I did the roof raise on the whole roof, I think it's the best way to go, and I put a big ass window in my buses forehead. Maybe it looks silly outside, but it kicks ass inside!
To the best of my knowledge it does have over a million. I do not know whether it's ever had it's engine swapped out. Apparently, the mechanic that sold it to the PO snatched it up when the county put it up for sale. He knew it to be one of the best body and engine of the fleet. Apparently, they contracted out the maintenance of the county school buses to him, so he knew it well. There was a few other vehicles on the guy's lot that had older international engines with over a million as well. But... I heard all of what I just typed second hand...

What I was trying to say is that doing a partial raise like the broccoli bus or journey (bailey's build) would look awfully silly on a dognose style bus. The flatnose can pull it off, though. I really don't mind the big forehead, and I think I will put a window up front, too- kind of like a third, eye, haha!

Quote:
Originally Posted by family wagon View Post
Scaffolding breaks down to just the square-ish end frames and the cross bars. The end frames would be 5 or 6 feet tall and... I don't actually know... about the same width. If that doesn't fit the roof rack nicely on whatever you've got, then tie down a pair of 2x4 to the roof rack and put the scaffold frames on top of those.

§ Data shown
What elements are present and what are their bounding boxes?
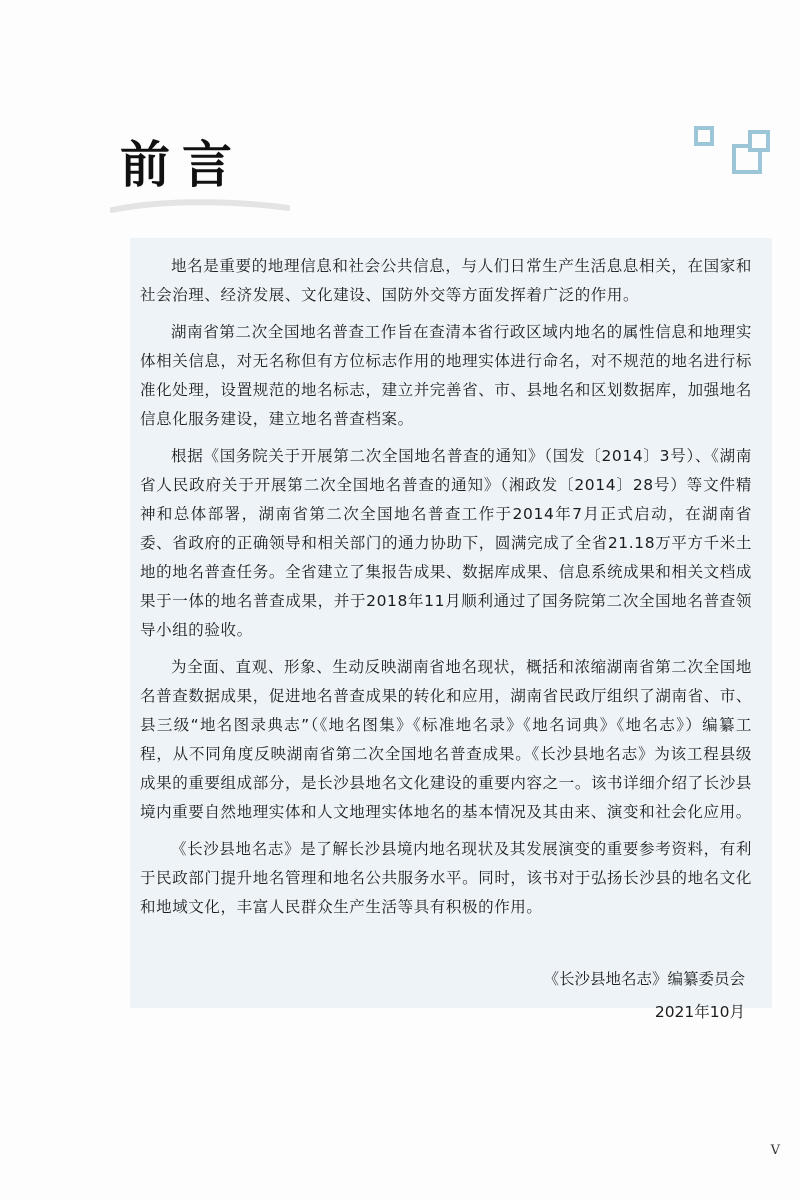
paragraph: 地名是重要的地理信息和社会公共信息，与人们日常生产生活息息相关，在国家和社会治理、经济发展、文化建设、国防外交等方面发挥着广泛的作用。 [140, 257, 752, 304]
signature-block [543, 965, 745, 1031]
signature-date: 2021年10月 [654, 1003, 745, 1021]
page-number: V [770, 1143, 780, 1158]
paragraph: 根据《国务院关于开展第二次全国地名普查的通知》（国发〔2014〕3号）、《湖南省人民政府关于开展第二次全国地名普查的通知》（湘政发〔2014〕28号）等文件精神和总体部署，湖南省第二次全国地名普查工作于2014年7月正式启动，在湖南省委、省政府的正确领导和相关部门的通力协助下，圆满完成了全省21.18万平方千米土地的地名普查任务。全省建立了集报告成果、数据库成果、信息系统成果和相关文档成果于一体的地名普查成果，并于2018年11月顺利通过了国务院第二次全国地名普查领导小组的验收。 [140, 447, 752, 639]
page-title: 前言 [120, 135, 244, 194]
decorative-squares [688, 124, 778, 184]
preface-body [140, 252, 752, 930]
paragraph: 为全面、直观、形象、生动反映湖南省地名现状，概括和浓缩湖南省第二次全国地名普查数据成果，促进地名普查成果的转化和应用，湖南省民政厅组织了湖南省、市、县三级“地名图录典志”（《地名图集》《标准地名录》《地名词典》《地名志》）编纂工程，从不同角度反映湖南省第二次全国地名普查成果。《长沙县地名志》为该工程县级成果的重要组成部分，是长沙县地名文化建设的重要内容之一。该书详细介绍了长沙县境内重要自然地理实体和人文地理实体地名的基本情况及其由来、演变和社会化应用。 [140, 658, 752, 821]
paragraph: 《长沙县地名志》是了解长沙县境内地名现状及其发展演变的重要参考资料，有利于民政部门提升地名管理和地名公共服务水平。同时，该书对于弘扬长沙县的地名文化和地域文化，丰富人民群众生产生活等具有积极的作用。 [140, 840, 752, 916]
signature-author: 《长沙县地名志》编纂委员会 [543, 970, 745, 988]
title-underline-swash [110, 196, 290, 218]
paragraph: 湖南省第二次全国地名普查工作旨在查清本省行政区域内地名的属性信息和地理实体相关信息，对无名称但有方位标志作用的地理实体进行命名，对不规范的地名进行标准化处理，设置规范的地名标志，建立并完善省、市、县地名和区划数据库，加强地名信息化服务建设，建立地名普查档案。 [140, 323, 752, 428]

§ Work required
Repeat the bus roof raise forum post word for word, from "I did the roof" to "typed second hand...", inclusive.

§ Worked solution
I did the roof raise on the whole roof, I think it's the best way to go, and I put a big ass window in my buses forehead. Maybe it looks silly outside, but it kicks ass inside!
To the best of my knowledge it does have over a million. I do not know whether it's ever had it's engine swapped out. Apparently, the mechanic that sold it to the PO snatched it up when the county put it up for sale. He knew it to be one of the best body and engine of the fleet. Apparently, they contracted out the maintenance of the county school buses to him, so he knew it well. There was a few other vehicles on the guy's lot that had older international engines with over a million as well. But... I heard all of what I just typed second hand...